> SET TASK:
Return the entries below verbatim. Pictures stay out.
§ §
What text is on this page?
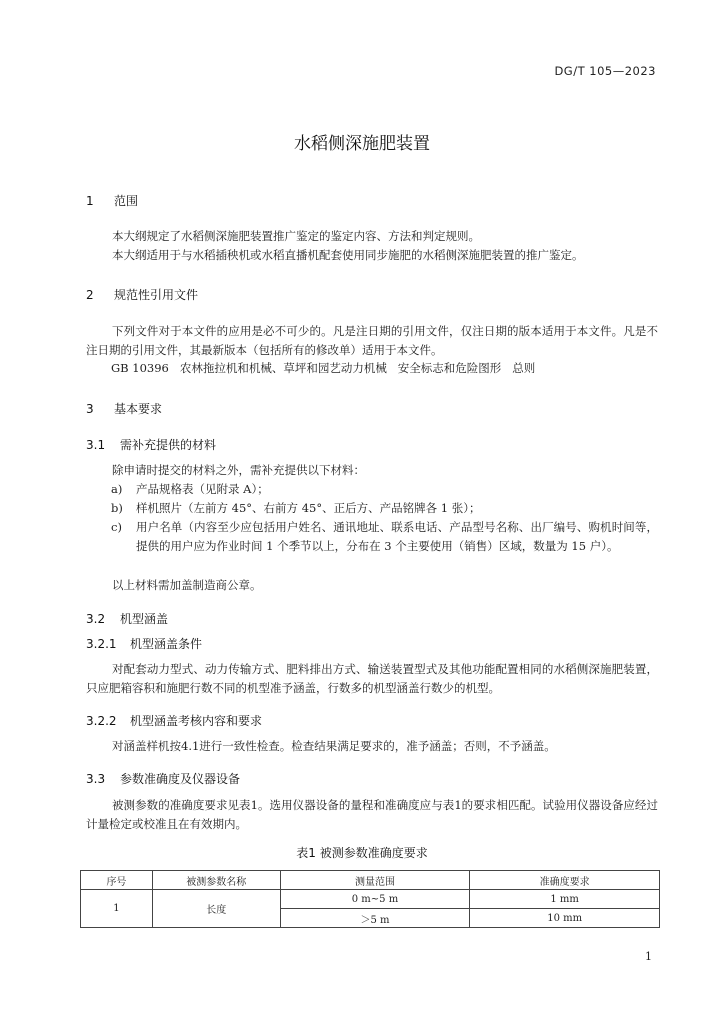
DG/T 105—2023
水稻侧深施肥装置
1 范围
本大纲规定了水稻侧深施肥装置推广鉴定的鉴定内容、方法和判定规则。
本大纲适用于与水稻插秧机或水稻直播机配套使用同步施肥的水稻侧深施肥装置的推广鉴定。
2 规范性引用文件
下列文件对于本文件的应用是必不可少的。凡是注日期的引用文件，仅注日期的版本适用于本文件。凡是不注日期的引用文件，其最新版本（包括所有的修改单）适用于本文件。
GB 10396   农林拖拉机和机械、草坪和园艺动力机械   安全标志和危险图形   总则
3 基本要求
3.1 需补充提供的材料
除申请时提交的材料之外，需补充提供以下材料：
a) 产品规格表（见附录 A）；
b) 样机照片（左前方 45°、右前方 45°、正后方、产品铭牌各 1 张）；
c) 用户名单（内容至少应包括用户姓名、通讯地址、联系电话、产品型号名称、出厂编号、购机时间等，提供的用户应为作业时间 1 个季节以上，分布在 3 个主要使用（销售）区域，数量为 15 户）。
以上材料需加盖制造商公章。
3.2 机型涵盖
3.2.1 机型涵盖条件
对配套动力型式、动力传输方式、肥料排出方式、输送装置型式及其他功能配置相同的水稻侧深施肥装置，只应肥箱容积和施肥行数不同的机型准予涵盖，行数多的机型涵盖行数少的机型。
3.2.2 机型涵盖考核内容和要求
对涵盖样机按4.1进行一致性检查。检查结果满足要求的，准予涵盖；否则，不予涵盖。
3.3 参数准确度及仪器设备
被测参数的准确度要求见表1。选用仪器设备的量程和准确度应与表1的要求相匹配。试验用仪器设备应经过计量检定或校准且在有效期内。
表1 被测参数准确度要求
序号	被测参数名称	测量范围	准确度要求
1	长度	0 m~5 m	1 mm
		＞5 m	10 mm
1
§ §
> SOLUTION BELOW:
What text is on this page?
DG/T 105—2023
水稻侧深施肥装置
1 范围
本大纲规定了水稻侧深施肥装置推广鉴定的鉴定内容、方法和判定规则。
本大纲适用于与水稻插秧机或水稻直播机配套使用同步施肥的水稻侧深施肥装置的推广鉴定。
2 规范性引用文件
下列文件对于本文件的应用是必不可少的。凡是注日期的引用文件，仅注日期的版本适用于本文件。凡是不注日期的引用文件，其最新版本（包括所有的修改单）适用于本文件。
GB 10396   农林拖拉机和机械、草坪和园艺动力机械   安全标志和危险图形   总则
3 基本要求
3.1 需补充提供的材料
除申请时提交的材料之外，需补充提供以下材料：
a) 产品规格表（见附录 A）；
b) 样机照片（左前方 45°、右前方 45°、正后方、产品铭牌各 1 张）；
c) 用户名单（内容至少应包括用户姓名、通讯地址、联系电话、产品型号名称、出厂编号、购机时间等，提供的用户应为作业时间 1 个季节以上，分布在 3 个主要使用（销售）区域，数量为 15 户）。
以上材料需加盖制造商公章。
3.2 机型涵盖
3.2.1 机型涵盖条件
对配套动力型式、动力传输方式、肥料排出方式、输送装置型式及其他功能配置相同的水稻侧深施肥装置，只应肥箱容积和施肥行数不同的机型准予涵盖，行数多的机型涵盖行数少的机型。
3.2.2 机型涵盖考核内容和要求
对涵盖样机按4.1进行一致性检查。检查结果满足要求的，准予涵盖；否则，不予涵盖。
3.3 参数准确度及仪器设备
被测参数的准确度要求见表1。选用仪器设备的量程和准确度应与表1的要求相匹配。试验用仪器设备应经过计量检定或校准且在有效期内。
表1 被测参数准确度要求
序号	被测参数名称	测量范围	准确度要求
1	长度	0 m~5 m	1 mm
		＞5 m	10 mm
1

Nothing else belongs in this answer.